* Given request *
Copy out the records in full, word for word, without pictures.

Rows from a figure dataset:
(begin)

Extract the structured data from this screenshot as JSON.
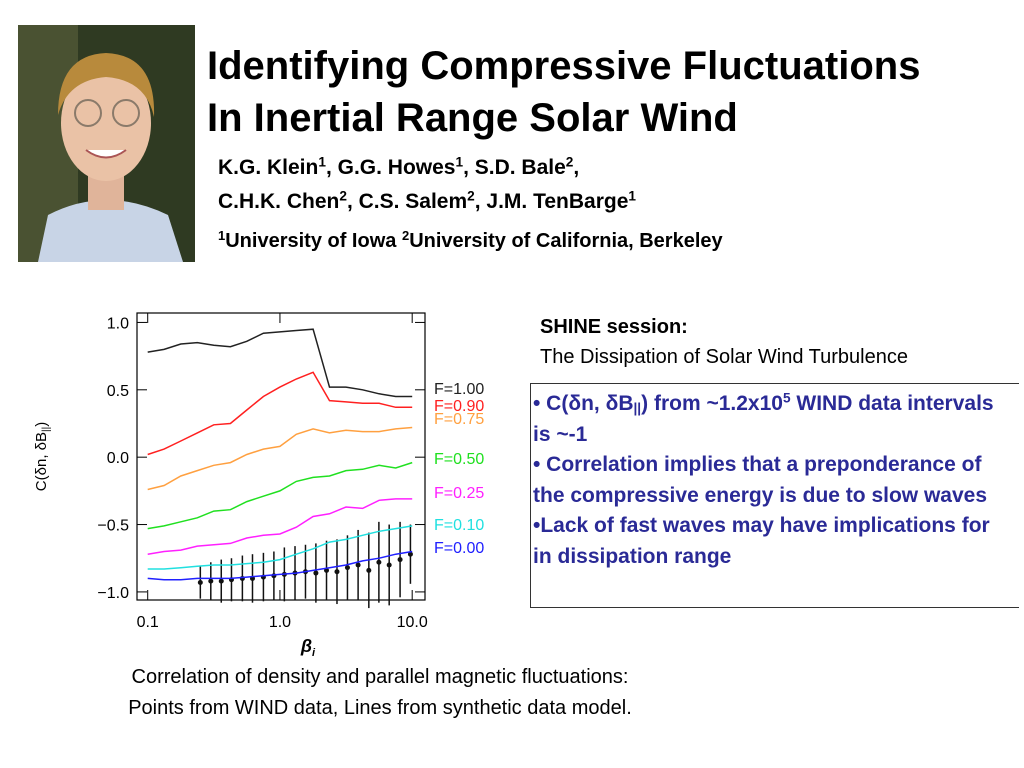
{
  "title_lines": [
    "Identifying Compressive Fluctuations",
    "In Inertial Range Solar Wind"
  ],
  "author_lines": [
    [
      {
        "text": "K.G.  Klein"
      },
      {
        "sup": "1"
      },
      {
        "text": ", G.G. Howes"
      },
      {
        "sup": "1"
      },
      {
        "text": ", S.D. Bale"
      },
      {
        "sup": "2"
      },
      {
        "text": ","
      }
    ],
    [
      {
        "text": "C.H.K. Chen"
      },
      {
        "sup": "2"
      },
      {
        "text": ", C.S. Salem"
      },
      {
        "sup": "2"
      },
      {
        "text": ", J.M. TenBarge"
      },
      {
        "sup": "1"
      }
    ]
  ],
  "affiliation": [
    {
      "sup": "1"
    },
    {
      "text": "University of Iowa  "
    },
    {
      "sup": "2"
    },
    {
      "text": "University of California, Berkeley"
    }
  ],
  "session_label": "SHINE session:",
  "session_title": "The Dissipation of Solar Wind Turbulence",
  "bullets": [
    [
      {
        "text": "• C(δn, δB"
      },
      {
        "sub": "||"
      },
      {
        "text": ") from ~1.2x10"
      },
      {
        "sup": "5"
      },
      {
        "text": " WIND data intervals is ~-1"
      }
    ],
    [
      {
        "text": "• Correlation implies that a preponderance of the compressive energy is due to slow waves"
      }
    ],
    [
      {
        "text": "•Lack of fast waves may have implications for in dissipation range"
      }
    ]
  ],
  "caption_lines": [
    "Correlation of density and parallel magnetic fluctuations:",
    "Points from WIND data, Lines from synthetic data model."
  ],
  "chart_data": {
    "type": "line",
    "xlabel": "β",
    "xlabel_sub": "i",
    "ylabel": "C(δn, δB",
    "ylabel_sub": "||",
    "ylabel_end": ")",
    "log_x": true,
    "xlim": [
      0.083,
      12.5
    ],
    "ylim": [
      -1.06,
      1.07
    ],
    "xticks": [
      0.1,
      {
        "value": 1,
        "label": "1.0"
      },
      {
        "value": 10,
        "label": "10.0"
      }
    ],
    "yticks": [
      {
        "value": -1,
        "label": "−1.0"
      },
      {
        "value": -0.5,
        "label": "−0.5"
      },
      {
        "value": 0,
        "label": "0.0"
      },
      {
        "value": 0.5,
        "label": "0.5"
      },
      {
        "value": 1,
        "label": "1.0"
      }
    ],
    "x": [
      0.1,
      0.133,
      0.178,
      0.237,
      0.316,
      0.422,
      0.562,
      0.75,
      1.0,
      1.33,
      1.78,
      2.37,
      3.16,
      4.22,
      5.62,
      7.5,
      10.0
    ],
    "series": [
      {
        "name": "F=1.00",
        "color": "#222222",
        "values": [
          0.78,
          0.8,
          0.84,
          0.85,
          0.83,
          0.82,
          0.86,
          0.92,
          0.93,
          0.94,
          0.95,
          0.52,
          0.52,
          0.5,
          0.47,
          0.45,
          0.45
        ]
      },
      {
        "name": "F=0.90",
        "color": "#ff2020",
        "values": [
          0.02,
          0.06,
          0.12,
          0.18,
          0.24,
          0.25,
          0.35,
          0.45,
          0.52,
          0.58,
          0.63,
          0.42,
          0.41,
          0.4,
          0.4,
          0.37,
          0.37
        ]
      },
      {
        "name": "F=0.75",
        "color": "#ffa040",
        "values": [
          -0.24,
          -0.21,
          -0.14,
          -0.1,
          -0.06,
          -0.04,
          0.02,
          0.06,
          0.08,
          0.17,
          0.21,
          0.18,
          0.2,
          0.19,
          0.19,
          0.21,
          0.22
        ]
      },
      {
        "name": "F=0.50",
        "color": "#20e020",
        "values": [
          -0.53,
          -0.51,
          -0.48,
          -0.45,
          -0.4,
          -0.39,
          -0.33,
          -0.29,
          -0.25,
          -0.18,
          -0.15,
          -0.14,
          -0.1,
          -0.09,
          -0.06,
          -0.08,
          -0.04
        ]
      },
      {
        "name": "F=0.25",
        "color": "#ff20ff",
        "values": [
          -0.72,
          -0.7,
          -0.69,
          -0.66,
          -0.65,
          -0.64,
          -0.6,
          -0.58,
          -0.57,
          -0.52,
          -0.44,
          -0.42,
          -0.37,
          -0.38,
          -0.32,
          -0.31,
          -0.31
        ]
      },
      {
        "name": "F=0.10",
        "color": "#20e0e0",
        "values": [
          -0.83,
          -0.83,
          -0.82,
          -0.81,
          -0.8,
          -0.8,
          -0.79,
          -0.78,
          -0.76,
          -0.72,
          -0.68,
          -0.63,
          -0.61,
          -0.58,
          -0.55,
          -0.53,
          -0.51
        ]
      },
      {
        "name": "F=0.00",
        "color": "#2020ff",
        "values": [
          -0.9,
          -0.91,
          -0.91,
          -0.9,
          -0.9,
          -0.9,
          -0.89,
          -0.88,
          -0.87,
          -0.86,
          -0.84,
          -0.82,
          -0.8,
          -0.77,
          -0.75,
          -0.72,
          -0.7
        ]
      }
    ],
    "data_points": {
      "color": "#111111",
      "x": [
        0.25,
        0.3,
        0.36,
        0.43,
        0.52,
        0.62,
        0.75,
        0.9,
        1.08,
        1.3,
        1.56,
        1.87,
        2.25,
        2.7,
        3.24,
        3.9,
        4.7,
        5.6,
        6.7,
        8.1,
        9.7
      ],
      "values": [
        -0.93,
        -0.92,
        -0.92,
        -0.91,
        -0.9,
        -0.9,
        -0.89,
        -0.88,
        -0.87,
        -0.86,
        -0.85,
        -0.86,
        -0.84,
        -0.85,
        -0.82,
        -0.8,
        -0.84,
        -0.78,
        -0.8,
        -0.76,
        -0.72
      ],
      "errors": [
        0.12,
        0.14,
        0.16,
        0.16,
        0.17,
        0.18,
        0.18,
        0.18,
        0.2,
        0.2,
        0.2,
        0.22,
        0.22,
        0.24,
        0.24,
        0.26,
        0.28,
        0.3,
        0.3,
        0.28,
        0.22
      ]
    }
  }
}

(end)

* Solution to this task *
Extract the structured data from this screenshot as JSON.
{
  "title_lines": [
    "Identifying Compressive Fluctuations",
    "In Inertial Range Solar Wind"
  ],
  "author_lines": [
    [
      {
        "text": "K.G.  Klein"
      },
      {
        "sup": "1"
      },
      {
        "text": ", G.G. Howes"
      },
      {
        "sup": "1"
      },
      {
        "text": ", S.D. Bale"
      },
      {
        "sup": "2"
      },
      {
        "text": ","
      }
    ],
    [
      {
        "text": "C.H.K. Chen"
      },
      {
        "sup": "2"
      },
      {
        "text": ", C.S. Salem"
      },
      {
        "sup": "2"
      },
      {
        "text": ", J.M. TenBarge"
      },
      {
        "sup": "1"
      }
    ]
  ],
  "affiliation": [
    {
      "sup": "1"
    },
    {
      "text": "University of Iowa  "
    },
    {
      "sup": "2"
    },
    {
      "text": "University of California, Berkeley"
    }
  ],
  "session_label": "SHINE session:",
  "session_title": "The Dissipation of Solar Wind Turbulence",
  "bullets": [
    [
      {
        "text": "• C(δn, δB"
      },
      {
        "sub": "||"
      },
      {
        "text": ") from ~1.2x10"
      },
      {
        "sup": "5"
      },
      {
        "text": " WIND data intervals is ~-1"
      }
    ],
    [
      {
        "text": "• Correlation implies that a preponderance of the compressive energy is due to slow waves"
      }
    ],
    [
      {
        "text": "•Lack of fast waves may have implications for in dissipation range"
      }
    ]
  ],
  "caption_lines": [
    "Correlation of density and parallel magnetic fluctuations:",
    "Points from WIND data, Lines from synthetic data model."
  ],
  "chart_data": {
    "type": "line",
    "xlabel": "β",
    "xlabel_sub": "i",
    "ylabel": "C(δn, δB",
    "ylabel_sub": "||",
    "ylabel_end": ")",
    "log_x": true,
    "xlim": [
      0.083,
      12.5
    ],
    "ylim": [
      -1.06,
      1.07
    ],
    "xticks": [
      0.1,
      {
        "value": 1,
        "label": "1.0"
      },
      {
        "value": 10,
        "label": "10.0"
      }
    ],
    "yticks": [
      {
        "value": -1,
        "label": "−1.0"
      },
      {
        "value": -0.5,
        "label": "−0.5"
      },
      {
        "value": 0,
        "label": "0.0"
      },
      {
        "value": 0.5,
        "label": "0.5"
      },
      {
        "value": 1,
        "label": "1.0"
      }
    ],
    "x": [
      0.1,
      0.133,
      0.178,
      0.237,
      0.316,
      0.422,
      0.562,
      0.75,
      1.0,
      1.33,
      1.78,
      2.37,
      3.16,
      4.22,
      5.62,
      7.5,
      10.0
    ],
    "series": [
      {
        "name": "F=1.00",
        "color": "#222222",
        "values": [
          0.78,
          0.8,
          0.84,
          0.85,
          0.83,
          0.82,
          0.86,
          0.92,
          0.93,
          0.94,
          0.95,
          0.52,
          0.52,
          0.5,
          0.47,
          0.45,
          0.45
        ]
      },
      {
        "name": "F=0.90",
        "color": "#ff2020",
        "values": [
          0.02,
          0.06,
          0.12,
          0.18,
          0.24,
          0.25,
          0.35,
          0.45,
          0.52,
          0.58,
          0.63,
          0.42,
          0.41,
          0.4,
          0.4,
          0.37,
          0.37
        ]
      },
      {
        "name": "F=0.75",
        "color": "#ffa040",
        "values": [
          -0.24,
          -0.21,
          -0.14,
          -0.1,
          -0.06,
          -0.04,
          0.02,
          0.06,
          0.08,
          0.17,
          0.21,
          0.18,
          0.2,
          0.19,
          0.19,
          0.21,
          0.22
        ]
      },
      {
        "name": "F=0.50",
        "color": "#20e020",
        "values": [
          -0.53,
          -0.51,
          -0.48,
          -0.45,
          -0.4,
          -0.39,
          -0.33,
          -0.29,
          -0.25,
          -0.18,
          -0.15,
          -0.14,
          -0.1,
          -0.09,
          -0.06,
          -0.08,
          -0.04
        ]
      },
      {
        "name": "F=0.25",
        "color": "#ff20ff",
        "values": [
          -0.72,
          -0.7,
          -0.69,
          -0.66,
          -0.65,
          -0.64,
          -0.6,
          -0.58,
          -0.57,
          -0.52,
          -0.44,
          -0.42,
          -0.37,
          -0.38,
          -0.32,
          -0.31,
          -0.31
        ]
      },
      {
        "name": "F=0.10",
        "color": "#20e0e0",
        "values": [
          -0.83,
          -0.83,
          -0.82,
          -0.81,
          -0.8,
          -0.8,
          -0.79,
          -0.78,
          -0.76,
          -0.72,
          -0.68,
          -0.63,
          -0.61,
          -0.58,
          -0.55,
          -0.53,
          -0.51
        ]
      },
      {
        "name": "F=0.00",
        "color": "#2020ff",
        "values": [
          -0.9,
          -0.91,
          -0.91,
          -0.9,
          -0.9,
          -0.9,
          -0.89,
          -0.88,
          -0.87,
          -0.86,
          -0.84,
          -0.82,
          -0.8,
          -0.77,
          -0.75,
          -0.72,
          -0.7
        ]
      }
    ],
    "data_points": {
      "color": "#111111",
      "x": [
        0.25,
        0.3,
        0.36,
        0.43,
        0.52,
        0.62,
        0.75,
        0.9,
        1.08,
        1.3,
        1.56,
        1.87,
        2.25,
        2.7,
        3.24,
        3.9,
        4.7,
        5.6,
        6.7,
        8.1,
        9.7
      ],
      "values": [
        -0.93,
        -0.92,
        -0.92,
        -0.91,
        -0.9,
        -0.9,
        -0.89,
        -0.88,
        -0.87,
        -0.86,
        -0.85,
        -0.86,
        -0.84,
        -0.85,
        -0.82,
        -0.8,
        -0.84,
        -0.78,
        -0.8,
        -0.76,
        -0.72
      ],
      "errors": [
        0.12,
        0.14,
        0.16,
        0.16,
        0.17,
        0.18,
        0.18,
        0.18,
        0.2,
        0.2,
        0.2,
        0.22,
        0.22,
        0.24,
        0.24,
        0.26,
        0.28,
        0.3,
        0.3,
        0.28,
        0.22
      ]
    }
  }
}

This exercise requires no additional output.